TASK REQUIREMENTS: All entries are to be quoted exactly; the images stay out of the copy.

============

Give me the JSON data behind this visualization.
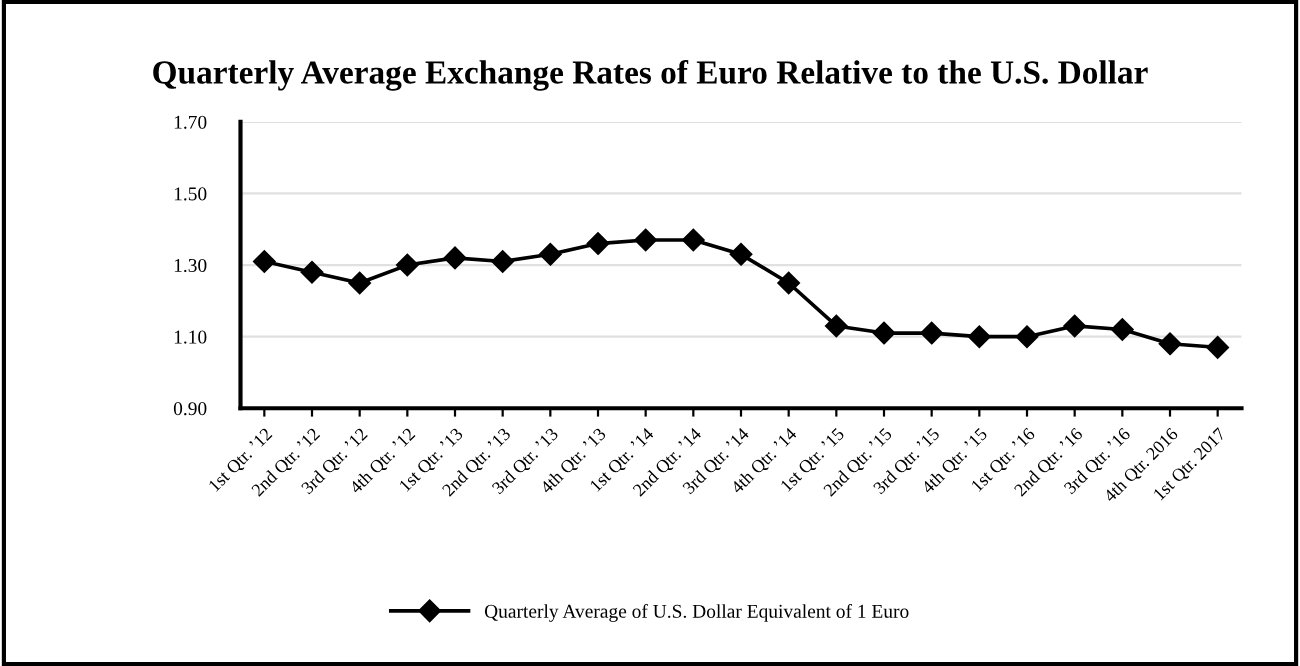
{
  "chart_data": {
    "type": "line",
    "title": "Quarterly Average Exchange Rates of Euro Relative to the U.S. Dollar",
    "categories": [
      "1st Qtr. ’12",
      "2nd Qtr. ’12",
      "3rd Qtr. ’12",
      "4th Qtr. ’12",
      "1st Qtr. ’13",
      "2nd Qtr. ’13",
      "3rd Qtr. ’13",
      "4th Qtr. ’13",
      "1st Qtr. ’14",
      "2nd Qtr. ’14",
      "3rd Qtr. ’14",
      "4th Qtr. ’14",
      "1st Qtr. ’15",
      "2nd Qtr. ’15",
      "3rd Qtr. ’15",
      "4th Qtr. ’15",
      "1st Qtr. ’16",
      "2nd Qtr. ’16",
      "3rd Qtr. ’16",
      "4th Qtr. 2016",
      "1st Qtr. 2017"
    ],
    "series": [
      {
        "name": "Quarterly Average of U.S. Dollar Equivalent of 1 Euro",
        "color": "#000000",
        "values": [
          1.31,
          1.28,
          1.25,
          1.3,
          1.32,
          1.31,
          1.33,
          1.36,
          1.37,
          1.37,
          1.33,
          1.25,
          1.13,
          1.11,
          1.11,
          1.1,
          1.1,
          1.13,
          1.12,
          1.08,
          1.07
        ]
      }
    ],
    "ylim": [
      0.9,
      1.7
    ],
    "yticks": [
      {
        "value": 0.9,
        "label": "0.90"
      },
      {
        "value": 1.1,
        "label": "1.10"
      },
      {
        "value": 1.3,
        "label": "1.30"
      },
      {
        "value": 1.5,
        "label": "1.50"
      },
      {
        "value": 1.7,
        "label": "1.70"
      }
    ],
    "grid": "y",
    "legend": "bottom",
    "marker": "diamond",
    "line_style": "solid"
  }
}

============

ANSWER BELOW:
Give me the JSON data behind this visualization.
{
  "chart_data": {
    "type": "line",
    "title": "Quarterly Average Exchange Rates of Euro Relative to the U.S. Dollar",
    "categories": [
      "1st Qtr. ’12",
      "2nd Qtr. ’12",
      "3rd Qtr. ’12",
      "4th Qtr. ’12",
      "1st Qtr. ’13",
      "2nd Qtr. ’13",
      "3rd Qtr. ’13",
      "4th Qtr. ’13",
      "1st Qtr. ’14",
      "2nd Qtr. ’14",
      "3rd Qtr. ’14",
      "4th Qtr. ’14",
      "1st Qtr. ’15",
      "2nd Qtr. ’15",
      "3rd Qtr. ’15",
      "4th Qtr. ’15",
      "1st Qtr. ’16",
      "2nd Qtr. ’16",
      "3rd Qtr. ’16",
      "4th Qtr. 2016",
      "1st Qtr. 2017"
    ],
    "series": [
      {
        "name": "Quarterly Average of U.S. Dollar Equivalent of 1 Euro",
        "color": "#000000",
        "values": [
          1.31,
          1.28,
          1.25,
          1.3,
          1.32,
          1.31,
          1.33,
          1.36,
          1.37,
          1.37,
          1.33,
          1.25,
          1.13,
          1.11,
          1.11,
          1.1,
          1.1,
          1.13,
          1.12,
          1.08,
          1.07
        ]
      }
    ],
    "ylim": [
      0.9,
      1.7
    ],
    "yticks": [
      {
        "value": 0.9,
        "label": "0.90"
      },
      {
        "value": 1.1,
        "label": "1.10"
      },
      {
        "value": 1.3,
        "label": "1.30"
      },
      {
        "value": 1.5,
        "label": "1.50"
      },
      {
        "value": 1.7,
        "label": "1.70"
      }
    ],
    "grid": "y",
    "legend": "bottom",
    "marker": "diamond",
    "line_style": "solid"
  }
}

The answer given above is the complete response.